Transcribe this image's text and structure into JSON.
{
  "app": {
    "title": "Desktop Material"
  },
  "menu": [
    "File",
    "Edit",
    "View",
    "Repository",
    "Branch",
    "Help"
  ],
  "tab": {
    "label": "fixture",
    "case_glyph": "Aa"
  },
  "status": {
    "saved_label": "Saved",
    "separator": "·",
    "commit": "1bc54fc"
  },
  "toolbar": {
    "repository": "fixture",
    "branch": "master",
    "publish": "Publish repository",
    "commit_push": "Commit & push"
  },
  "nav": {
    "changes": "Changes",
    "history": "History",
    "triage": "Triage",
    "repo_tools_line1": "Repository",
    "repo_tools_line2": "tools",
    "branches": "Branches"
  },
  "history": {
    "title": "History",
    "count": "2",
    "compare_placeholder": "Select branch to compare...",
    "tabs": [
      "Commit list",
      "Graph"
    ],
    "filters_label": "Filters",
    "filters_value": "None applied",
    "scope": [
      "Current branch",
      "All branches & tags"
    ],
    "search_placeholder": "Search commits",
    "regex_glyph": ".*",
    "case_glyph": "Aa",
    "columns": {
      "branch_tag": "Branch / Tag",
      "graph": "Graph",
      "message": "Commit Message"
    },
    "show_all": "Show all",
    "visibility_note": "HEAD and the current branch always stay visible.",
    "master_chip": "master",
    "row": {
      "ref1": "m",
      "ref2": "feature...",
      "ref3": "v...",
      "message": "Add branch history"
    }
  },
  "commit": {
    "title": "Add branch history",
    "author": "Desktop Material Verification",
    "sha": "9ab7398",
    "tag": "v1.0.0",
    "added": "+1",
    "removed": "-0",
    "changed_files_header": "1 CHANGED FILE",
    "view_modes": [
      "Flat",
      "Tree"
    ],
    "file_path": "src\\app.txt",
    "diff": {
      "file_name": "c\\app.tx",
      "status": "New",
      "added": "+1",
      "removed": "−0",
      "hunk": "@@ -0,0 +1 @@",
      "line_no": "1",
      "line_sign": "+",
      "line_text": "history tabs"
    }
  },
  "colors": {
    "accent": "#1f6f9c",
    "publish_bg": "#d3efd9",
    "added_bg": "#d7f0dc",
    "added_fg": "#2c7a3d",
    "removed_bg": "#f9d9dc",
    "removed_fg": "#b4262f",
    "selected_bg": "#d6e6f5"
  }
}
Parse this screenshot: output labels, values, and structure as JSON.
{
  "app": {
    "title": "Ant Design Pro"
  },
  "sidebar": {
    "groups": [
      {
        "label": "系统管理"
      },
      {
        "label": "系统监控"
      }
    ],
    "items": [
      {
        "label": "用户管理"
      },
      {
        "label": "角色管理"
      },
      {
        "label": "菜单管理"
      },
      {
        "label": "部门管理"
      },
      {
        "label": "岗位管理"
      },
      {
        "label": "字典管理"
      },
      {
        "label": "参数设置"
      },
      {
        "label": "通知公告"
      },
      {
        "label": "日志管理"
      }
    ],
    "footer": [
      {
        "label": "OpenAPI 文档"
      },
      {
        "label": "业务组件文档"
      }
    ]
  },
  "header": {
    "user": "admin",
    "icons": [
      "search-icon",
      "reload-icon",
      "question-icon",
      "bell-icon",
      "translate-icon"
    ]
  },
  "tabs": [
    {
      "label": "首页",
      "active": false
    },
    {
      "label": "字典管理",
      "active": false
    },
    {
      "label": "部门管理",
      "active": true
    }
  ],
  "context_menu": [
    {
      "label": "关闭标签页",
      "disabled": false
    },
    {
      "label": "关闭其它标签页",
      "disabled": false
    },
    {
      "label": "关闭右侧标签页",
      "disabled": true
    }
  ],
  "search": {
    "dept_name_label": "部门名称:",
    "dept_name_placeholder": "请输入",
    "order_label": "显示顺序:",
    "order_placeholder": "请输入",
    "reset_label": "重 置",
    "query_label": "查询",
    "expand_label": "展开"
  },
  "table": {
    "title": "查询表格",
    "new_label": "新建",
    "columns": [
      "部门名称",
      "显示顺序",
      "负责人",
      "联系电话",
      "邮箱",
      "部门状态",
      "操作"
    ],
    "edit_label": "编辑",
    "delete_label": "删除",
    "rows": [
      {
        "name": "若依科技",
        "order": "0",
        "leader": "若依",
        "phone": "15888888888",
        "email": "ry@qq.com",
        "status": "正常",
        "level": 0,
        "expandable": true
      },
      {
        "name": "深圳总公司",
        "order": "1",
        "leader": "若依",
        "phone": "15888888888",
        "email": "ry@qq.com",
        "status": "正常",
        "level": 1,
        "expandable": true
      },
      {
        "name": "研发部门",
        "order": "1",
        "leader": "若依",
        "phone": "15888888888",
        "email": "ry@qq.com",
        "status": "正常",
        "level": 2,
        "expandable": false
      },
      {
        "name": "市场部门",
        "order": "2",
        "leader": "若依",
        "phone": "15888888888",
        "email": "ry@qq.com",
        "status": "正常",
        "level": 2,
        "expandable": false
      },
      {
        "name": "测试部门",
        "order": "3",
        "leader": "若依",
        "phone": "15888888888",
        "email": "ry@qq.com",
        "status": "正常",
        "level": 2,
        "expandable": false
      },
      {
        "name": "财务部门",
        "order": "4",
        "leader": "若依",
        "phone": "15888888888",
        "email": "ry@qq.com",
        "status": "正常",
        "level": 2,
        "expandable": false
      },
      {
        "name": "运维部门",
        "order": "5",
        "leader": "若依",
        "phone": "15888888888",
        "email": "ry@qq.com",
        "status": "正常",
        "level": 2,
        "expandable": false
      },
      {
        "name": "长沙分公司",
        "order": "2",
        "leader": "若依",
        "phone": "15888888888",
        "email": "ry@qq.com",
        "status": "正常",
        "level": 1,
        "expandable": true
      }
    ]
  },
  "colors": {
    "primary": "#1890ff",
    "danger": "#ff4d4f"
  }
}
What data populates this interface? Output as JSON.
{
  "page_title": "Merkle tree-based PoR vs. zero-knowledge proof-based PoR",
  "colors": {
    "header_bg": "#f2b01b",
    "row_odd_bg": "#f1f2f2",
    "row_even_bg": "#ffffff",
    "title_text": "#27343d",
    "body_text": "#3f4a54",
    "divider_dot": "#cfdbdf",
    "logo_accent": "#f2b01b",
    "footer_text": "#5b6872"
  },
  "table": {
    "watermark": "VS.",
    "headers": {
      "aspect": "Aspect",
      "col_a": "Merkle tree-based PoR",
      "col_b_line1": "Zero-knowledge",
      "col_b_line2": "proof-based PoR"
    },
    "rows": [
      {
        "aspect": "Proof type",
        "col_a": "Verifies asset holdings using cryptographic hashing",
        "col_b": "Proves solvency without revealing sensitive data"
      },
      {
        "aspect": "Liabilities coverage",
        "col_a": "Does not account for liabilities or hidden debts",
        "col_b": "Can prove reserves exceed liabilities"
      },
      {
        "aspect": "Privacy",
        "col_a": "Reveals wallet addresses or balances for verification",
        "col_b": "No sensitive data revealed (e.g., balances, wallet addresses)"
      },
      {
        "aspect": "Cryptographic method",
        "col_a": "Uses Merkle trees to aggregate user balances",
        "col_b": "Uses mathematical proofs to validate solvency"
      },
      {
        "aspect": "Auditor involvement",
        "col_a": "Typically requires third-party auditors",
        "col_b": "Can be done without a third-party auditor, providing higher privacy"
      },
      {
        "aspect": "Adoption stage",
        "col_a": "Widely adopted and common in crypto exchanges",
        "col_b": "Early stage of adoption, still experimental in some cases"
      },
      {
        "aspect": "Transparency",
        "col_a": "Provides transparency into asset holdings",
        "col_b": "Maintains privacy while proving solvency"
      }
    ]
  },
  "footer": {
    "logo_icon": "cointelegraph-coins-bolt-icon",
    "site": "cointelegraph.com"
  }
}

[Set exercise] Give an exact repetition of all the material.

[Output for this exercise]
Transcribe this image's text and structure into JSON.
{
  "app": {
    "title": "Desktop Material"
  },
  "menu": [
    "File",
    "Edit",
    "View",
    "Repository",
    "Branch",
    "Help"
  ],
  "tab": {
    "label": "fixture",
    "case_glyph": "Aa"
  },
  "status": {
    "saved_label": "Saved",
    "separator": "·",
    "commit": "1bc54fc"
  },
  "toolbar": {
    "repository": "fixture",
    "branch": "master",
    "publish": "Publish repository",
    "commit_push": "Commit & push"
  },
  "nav": {
    "changes": "Changes",
    "history": "History",
    "triage": "Triage",
    "repo_tools_line1": "Repository",
    "repo_tools_line2": "tools",
    "branches": "Branches"
  },
  "history": {
    "title": "History",
    "count": "2",
    "compare_placeholder": "Select branch to compare...",
    "tabs": [
      "Commit list",
      "Graph"
    ],
    "filters_label": "Filters",
    "filters_value": "None applied",
    "scope": [
      "Current branch",
      "All branches & tags"
    ],
    "search_placeholder": "Search commits",
    "regex_glyph": ".*",
    "case_glyph": "Aa",
    "columns": {
      "branch_tag": "Branch / Tag",
      "graph": "Graph",
      "message": "Commit Message"
    },
    "show_all": "Show all",
    "visibility_note": "HEAD and the current branch always stay visible.",
    "master_chip": "master",
    "row": {
      "ref1": "m",
      "ref2": "feature...",
      "ref3": "v...",
      "message": "Add branch history"
    }
  },
  "commit": {
    "title": "Add branch history",
    "author": "Desktop Material Verification",
    "sha": "9ab7398",
    "tag": "v1.0.0",
    "added": "+1",
    "removed": "-0",
    "changed_files_header": "1 CHANGED FILE",
    "view_modes": [
      "Flat",
      "Tree"
    ],
    "file_path": "src\\app.txt",
    "diff": {
      "file_name": "c\\app.tx",
      "status": "New",
      "added": "+1",
      "removed": "−0",
      "hunk": "@@ -0,0 +1 @@",
      "line_no": "1",
      "line_sign": "+",
      "line_text": "history tabs"
    }
  },
  "colors": {
    "accent": "#1f6f9c",
    "publish_bg": "#d3efd9",
    "added_bg": "#d7f0dc",
    "added_fg": "#2c7a3d",
    "removed_bg": "#f9d9dc",
    "removed_fg": "#b4262f",
    "selected_bg": "#d6e6f5"
  }
}
Parse this screenshot: output labels, values, and structure as JSON.
{
  "app": {
    "title": "Ant Design Pro"
  },
  "sidebar": {
    "groups": [
      {
        "label": "系统管理"
      },
      {
        "label": "系统监控"
      }
    ],
    "items": [
      {
        "label": "用户管理"
      },
      {
        "label": "角色管理"
      },
      {
        "label": "菜单管理"
      },
      {
        "label": "部门管理"
      },
      {
        "label": "岗位管理"
      },
      {
        "label": "字典管理"
      },
      {
        "label": "参数设置"
      },
      {
        "label": "通知公告"
      },
      {
        "label": "日志管理"
      }
    ],
    "footer": [
      {
        "label": "OpenAPI 文档"
      },
      {
        "label": "业务组件文档"
      }
    ]
  },
  "header": {
    "user": "admin",
    "icons": [
      "search-icon",
      "reload-icon",
      "question-icon",
      "bell-icon",
      "translate-icon"
    ]
  },
  "tabs": [
    {
      "label": "首页",
      "active": false
    },
    {
      "label": "字典管理",
      "active": false
    },
    {
      "label": "部门管理",
      "active": true
    }
  ],
  "context_menu": [
    {
      "label": "关闭标签页",
      "disabled": false
    },
    {
      "label": "关闭其它标签页",
      "disabled": false
    },
    {
      "label": "关闭右侧标签页",
      "disabled": true
    }
  ],
  "search": {
    "dept_name_label": "部门名称:",
    "dept_name_placeholder": "请输入",
    "order_label": "显示顺序:",
    "order_placeholder": "请输入",
    "reset_label": "重 置",
    "query_label": "查询",
    "expand_label": "展开"
  },
  "table": {
    "title": "查询表格",
    "new_label": "新建",
    "columns": [
      "部门名称",
      "显示顺序",
      "负责人",
      "联系电话",
      "邮箱",
      "部门状态",
      "操作"
    ],
    "edit_label": "编辑",
    "delete_label": "删除",
    "rows": [
      {
        "name": "若依科技",
        "order": "0",
        "leader": "若依",
        "phone": "15888888888",
        "email": "ry@qq.com",
        "status": "正常",
        "level": 0,
        "expandable": true
      },
      {
        "name": "深圳总公司",
        "order": "1",
        "leader": "若依",
        "phone": "15888888888",
        "email": "ry@qq.com",
        "status": "正常",
        "level": 1,
        "expandable": true
      },
      {
        "name": "研发部门",
        "order": "1",
        "leader": "若依",
        "phone": "15888888888",
        "email": "ry@qq.com",
        "status": "正常",
        "level": 2,
        "expandable": false
      },
      {
        "name": "市场部门",
        "order": "2",
        "leader": "若依",
        "phone": "15888888888",
        "email": "ry@qq.com",
        "status": "正常",
        "level": 2,
        "expandable": false
      },
      {
        "name": "测试部门",
        "order": "3",
        "leader": "若依",
        "phone": "15888888888",
        "email": "ry@qq.com",
        "status": "正常",
        "level": 2,
        "expandable": false
      },
      {
        "name": "财务部门",
        "order": "4",
        "leader": "若依",
        "phone": "15888888888",
        "email": "ry@qq.com",
        "status": "正常",
        "level": 2,
        "expandable": false
      },
      {
        "name": "运维部门",
        "order": "5",
        "leader": "若依",
        "phone": "15888888888",
        "email": "ry@qq.com",
        "status": "正常",
        "level": 2,
        "expandable": false
      },
      {
        "name": "长沙分公司",
        "order": "2",
        "leader": "若依",
        "phone": "15888888888",
        "email": "ry@qq.com",
        "status": "正常",
        "level": 1,
        "expandable": true
      }
    ]
  },
  "colors": {
    "primary": "#1890ff",
    "danger": "#ff4d4f"
  }
}
What data populates this interface? Output as JSON.
{
  "page_title": "Merkle tree-based PoR vs. zero-knowledge proof-based PoR",
  "colors": {
    "header_bg": "#f2b01b",
    "row_odd_bg": "#f1f2f2",
    "row_even_bg": "#ffffff",
    "title_text": "#27343d",
    "body_text": "#3f4a54",
    "divider_dot": "#cfdbdf",
    "logo_accent": "#f2b01b",
    "footer_text": "#5b6872"
  },
  "table": {
    "watermark": "VS.",
    "headers": {
      "aspect": "Aspect",
      "col_a": "Merkle tree-based PoR",
      "col_b_line1": "Zero-knowledge",
      "col_b_line2": "proof-based PoR"
    },
    "rows": [
      {
        "aspect": "Proof type",
        "col_a": "Verifies asset holdings using cryptographic hashing",
        "col_b": "Proves solvency without revealing sensitive data"
      },
      {
        "aspect": "Liabilities coverage",
        "col_a": "Does not account for liabilities or hidden debts",
        "col_b": "Can prove reserves exceed liabilities"
      },
      {
        "aspect": "Privacy",
        "col_a": "Reveals wallet addresses or balances for verification",
        "col_b": "No sensitive data revealed (e.g., balances, wallet addresses)"
      },
      {
        "aspect": "Cryptographic method",
        "col_a": "Uses Merkle trees to aggregate user balances",
        "col_b": "Uses mathematical proofs to validate solvency"
      },
      {
        "aspect": "Auditor involvement",
        "col_a": "Typically requires third-party auditors",
        "col_b": "Can be done without a third-party auditor, providing higher privacy"
      },
      {
        "aspect": "Adoption stage",
        "col_a": "Widely adopted and common in crypto exchanges",
        "col_b": "Early stage of adoption, still experimental in some cases"
      },
      {
        "aspect": "Transparency",
        "col_a": "Provides transparency into asset holdings",
        "col_b": "Maintains privacy while proving solvency"
      }
    ]
  },
  "footer": {
    "logo_icon": "cointelegraph-coins-bolt-icon",
    "site": "cointelegraph.com"
  }
}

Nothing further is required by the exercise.